◆ TASK REQUIREMENTS
Gather every line that includes the word "основание", please.

------

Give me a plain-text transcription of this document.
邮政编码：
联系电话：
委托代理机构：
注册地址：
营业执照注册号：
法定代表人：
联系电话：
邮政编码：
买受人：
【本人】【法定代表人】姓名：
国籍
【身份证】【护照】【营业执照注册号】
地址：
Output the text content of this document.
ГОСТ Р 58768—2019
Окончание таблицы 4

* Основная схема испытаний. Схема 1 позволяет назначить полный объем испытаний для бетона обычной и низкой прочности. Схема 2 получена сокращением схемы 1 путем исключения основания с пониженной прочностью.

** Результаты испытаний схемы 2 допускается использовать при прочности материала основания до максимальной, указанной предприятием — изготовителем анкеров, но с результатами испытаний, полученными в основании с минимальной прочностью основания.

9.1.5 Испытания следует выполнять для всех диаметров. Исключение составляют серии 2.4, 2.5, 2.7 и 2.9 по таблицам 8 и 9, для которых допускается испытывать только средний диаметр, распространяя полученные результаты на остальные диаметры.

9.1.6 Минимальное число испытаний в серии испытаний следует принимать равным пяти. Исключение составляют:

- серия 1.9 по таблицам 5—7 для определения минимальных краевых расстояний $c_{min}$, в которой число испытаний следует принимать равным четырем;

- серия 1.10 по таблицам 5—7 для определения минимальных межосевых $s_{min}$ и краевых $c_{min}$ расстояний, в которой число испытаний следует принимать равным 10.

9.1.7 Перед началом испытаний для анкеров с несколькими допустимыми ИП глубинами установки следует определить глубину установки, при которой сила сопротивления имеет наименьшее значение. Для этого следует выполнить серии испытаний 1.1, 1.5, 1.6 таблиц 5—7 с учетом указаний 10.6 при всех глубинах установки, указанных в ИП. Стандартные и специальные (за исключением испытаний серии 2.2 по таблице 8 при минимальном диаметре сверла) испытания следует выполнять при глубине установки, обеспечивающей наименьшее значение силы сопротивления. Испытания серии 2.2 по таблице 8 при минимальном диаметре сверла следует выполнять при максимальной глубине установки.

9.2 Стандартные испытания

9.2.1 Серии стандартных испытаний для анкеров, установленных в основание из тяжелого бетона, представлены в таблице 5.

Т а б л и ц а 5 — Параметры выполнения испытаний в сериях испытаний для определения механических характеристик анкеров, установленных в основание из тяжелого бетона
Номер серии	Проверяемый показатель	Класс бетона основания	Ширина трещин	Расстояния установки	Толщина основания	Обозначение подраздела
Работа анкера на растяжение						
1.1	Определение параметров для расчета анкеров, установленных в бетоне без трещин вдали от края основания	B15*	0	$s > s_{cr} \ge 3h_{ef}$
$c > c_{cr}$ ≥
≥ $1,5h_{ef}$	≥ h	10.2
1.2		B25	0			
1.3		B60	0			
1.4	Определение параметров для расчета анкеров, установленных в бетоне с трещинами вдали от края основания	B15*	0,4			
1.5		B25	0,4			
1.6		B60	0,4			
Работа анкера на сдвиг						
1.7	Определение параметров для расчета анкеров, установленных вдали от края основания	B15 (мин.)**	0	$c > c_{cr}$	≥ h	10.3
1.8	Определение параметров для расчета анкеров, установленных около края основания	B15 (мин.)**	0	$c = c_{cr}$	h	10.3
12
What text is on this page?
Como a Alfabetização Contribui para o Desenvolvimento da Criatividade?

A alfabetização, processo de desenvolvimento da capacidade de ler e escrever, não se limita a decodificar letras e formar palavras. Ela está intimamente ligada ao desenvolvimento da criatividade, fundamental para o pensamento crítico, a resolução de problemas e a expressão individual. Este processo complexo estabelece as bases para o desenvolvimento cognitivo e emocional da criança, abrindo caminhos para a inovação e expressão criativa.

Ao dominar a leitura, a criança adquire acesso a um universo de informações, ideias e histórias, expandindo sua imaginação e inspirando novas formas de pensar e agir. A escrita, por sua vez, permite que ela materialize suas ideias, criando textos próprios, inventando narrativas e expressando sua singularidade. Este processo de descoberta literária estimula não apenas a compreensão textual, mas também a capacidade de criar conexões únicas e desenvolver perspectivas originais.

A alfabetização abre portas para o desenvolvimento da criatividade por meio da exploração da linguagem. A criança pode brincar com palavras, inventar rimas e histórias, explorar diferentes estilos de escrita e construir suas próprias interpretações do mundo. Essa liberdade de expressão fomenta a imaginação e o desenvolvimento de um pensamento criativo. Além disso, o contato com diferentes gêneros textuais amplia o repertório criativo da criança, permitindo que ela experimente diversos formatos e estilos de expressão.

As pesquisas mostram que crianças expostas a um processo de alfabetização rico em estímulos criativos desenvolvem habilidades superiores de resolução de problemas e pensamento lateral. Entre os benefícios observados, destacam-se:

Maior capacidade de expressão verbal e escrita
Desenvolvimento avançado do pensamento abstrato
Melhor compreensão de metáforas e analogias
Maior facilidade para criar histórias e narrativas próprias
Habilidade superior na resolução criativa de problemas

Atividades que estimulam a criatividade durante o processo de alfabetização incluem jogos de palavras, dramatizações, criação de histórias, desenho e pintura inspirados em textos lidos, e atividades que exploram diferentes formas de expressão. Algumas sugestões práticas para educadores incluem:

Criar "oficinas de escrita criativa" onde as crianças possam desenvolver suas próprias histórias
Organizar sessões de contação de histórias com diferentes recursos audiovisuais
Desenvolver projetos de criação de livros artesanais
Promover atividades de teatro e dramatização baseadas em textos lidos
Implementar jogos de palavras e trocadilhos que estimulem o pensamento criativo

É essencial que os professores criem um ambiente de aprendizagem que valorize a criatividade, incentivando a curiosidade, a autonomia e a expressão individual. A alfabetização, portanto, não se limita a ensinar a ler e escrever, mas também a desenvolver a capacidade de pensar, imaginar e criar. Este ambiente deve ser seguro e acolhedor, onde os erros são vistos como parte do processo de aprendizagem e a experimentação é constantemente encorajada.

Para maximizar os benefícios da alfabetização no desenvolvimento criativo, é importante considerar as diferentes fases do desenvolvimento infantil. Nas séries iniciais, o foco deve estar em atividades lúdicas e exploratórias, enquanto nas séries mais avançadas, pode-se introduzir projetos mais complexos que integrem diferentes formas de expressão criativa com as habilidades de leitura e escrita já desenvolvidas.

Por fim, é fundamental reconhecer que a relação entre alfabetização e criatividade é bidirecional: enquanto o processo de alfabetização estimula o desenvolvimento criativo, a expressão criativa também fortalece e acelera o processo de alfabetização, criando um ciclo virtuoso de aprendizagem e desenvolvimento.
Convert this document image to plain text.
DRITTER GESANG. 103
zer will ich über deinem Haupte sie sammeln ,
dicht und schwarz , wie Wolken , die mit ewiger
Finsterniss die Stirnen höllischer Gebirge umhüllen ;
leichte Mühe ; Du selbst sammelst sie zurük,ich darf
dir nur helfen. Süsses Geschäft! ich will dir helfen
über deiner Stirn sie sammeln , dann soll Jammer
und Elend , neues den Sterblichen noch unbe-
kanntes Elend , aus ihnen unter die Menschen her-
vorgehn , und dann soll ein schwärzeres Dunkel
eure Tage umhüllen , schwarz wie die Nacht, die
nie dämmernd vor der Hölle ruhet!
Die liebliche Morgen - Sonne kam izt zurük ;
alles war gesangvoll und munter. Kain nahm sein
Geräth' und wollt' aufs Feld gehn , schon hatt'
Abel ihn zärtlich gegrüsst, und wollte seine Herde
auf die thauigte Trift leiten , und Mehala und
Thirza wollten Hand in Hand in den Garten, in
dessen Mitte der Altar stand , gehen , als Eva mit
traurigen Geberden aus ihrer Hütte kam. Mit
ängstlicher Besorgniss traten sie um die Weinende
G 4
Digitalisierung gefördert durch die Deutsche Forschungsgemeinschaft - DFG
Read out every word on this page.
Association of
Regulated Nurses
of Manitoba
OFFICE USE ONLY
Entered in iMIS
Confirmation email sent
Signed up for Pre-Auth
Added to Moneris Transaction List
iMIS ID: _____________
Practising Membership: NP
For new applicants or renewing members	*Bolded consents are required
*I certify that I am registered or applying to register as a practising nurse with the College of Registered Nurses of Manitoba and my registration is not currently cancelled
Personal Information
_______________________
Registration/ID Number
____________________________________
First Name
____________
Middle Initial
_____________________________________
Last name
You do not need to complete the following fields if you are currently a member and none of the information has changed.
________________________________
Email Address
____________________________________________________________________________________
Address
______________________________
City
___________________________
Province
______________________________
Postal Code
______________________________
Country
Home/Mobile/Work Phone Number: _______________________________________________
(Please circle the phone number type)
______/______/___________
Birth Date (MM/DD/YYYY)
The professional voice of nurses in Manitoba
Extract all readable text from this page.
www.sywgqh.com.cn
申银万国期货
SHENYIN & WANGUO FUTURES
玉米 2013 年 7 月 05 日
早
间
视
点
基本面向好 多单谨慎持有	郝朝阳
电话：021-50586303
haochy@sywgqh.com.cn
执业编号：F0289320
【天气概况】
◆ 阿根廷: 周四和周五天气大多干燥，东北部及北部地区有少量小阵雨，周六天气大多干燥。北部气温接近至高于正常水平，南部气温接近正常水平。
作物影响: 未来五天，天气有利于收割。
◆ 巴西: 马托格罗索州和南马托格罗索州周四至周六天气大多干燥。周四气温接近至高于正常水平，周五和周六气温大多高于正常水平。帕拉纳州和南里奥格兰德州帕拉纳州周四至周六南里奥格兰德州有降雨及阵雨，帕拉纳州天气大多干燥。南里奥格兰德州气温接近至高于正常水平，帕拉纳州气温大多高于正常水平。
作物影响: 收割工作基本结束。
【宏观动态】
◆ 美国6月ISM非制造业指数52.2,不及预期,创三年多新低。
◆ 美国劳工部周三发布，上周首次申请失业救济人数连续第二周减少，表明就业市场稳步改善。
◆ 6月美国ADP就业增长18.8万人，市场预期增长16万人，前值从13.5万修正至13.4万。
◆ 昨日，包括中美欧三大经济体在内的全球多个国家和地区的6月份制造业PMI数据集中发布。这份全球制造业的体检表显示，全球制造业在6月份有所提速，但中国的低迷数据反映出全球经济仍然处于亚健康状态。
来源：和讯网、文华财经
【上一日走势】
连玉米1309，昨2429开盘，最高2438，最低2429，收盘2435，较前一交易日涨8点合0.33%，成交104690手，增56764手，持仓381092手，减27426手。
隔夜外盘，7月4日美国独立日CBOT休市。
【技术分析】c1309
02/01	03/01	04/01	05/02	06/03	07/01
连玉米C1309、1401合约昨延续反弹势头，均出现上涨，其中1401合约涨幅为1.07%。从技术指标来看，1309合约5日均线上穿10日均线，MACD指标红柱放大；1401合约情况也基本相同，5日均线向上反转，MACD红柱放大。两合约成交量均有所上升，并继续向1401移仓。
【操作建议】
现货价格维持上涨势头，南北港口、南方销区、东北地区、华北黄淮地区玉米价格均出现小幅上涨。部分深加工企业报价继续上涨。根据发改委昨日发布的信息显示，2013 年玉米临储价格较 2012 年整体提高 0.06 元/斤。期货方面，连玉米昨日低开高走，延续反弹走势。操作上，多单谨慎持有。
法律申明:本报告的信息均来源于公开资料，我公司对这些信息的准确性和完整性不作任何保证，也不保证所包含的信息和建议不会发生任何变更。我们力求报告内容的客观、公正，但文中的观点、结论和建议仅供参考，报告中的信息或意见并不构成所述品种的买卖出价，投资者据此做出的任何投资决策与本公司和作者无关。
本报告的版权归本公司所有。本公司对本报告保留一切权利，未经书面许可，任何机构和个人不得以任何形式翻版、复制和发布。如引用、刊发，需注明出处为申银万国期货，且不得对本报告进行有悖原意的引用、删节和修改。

------

◆ PROBLEM SOLUTION
9.2.1 Серии стандартных испытаний для анкеров, установленных в основание из тяжелого бетона, представлены в таблице 5.
Т а б л и ц а 5 — Параметры выполнения испытаний в сериях испытаний для определения механических характеристик анкеров, установленных в основание из тяжелого бетона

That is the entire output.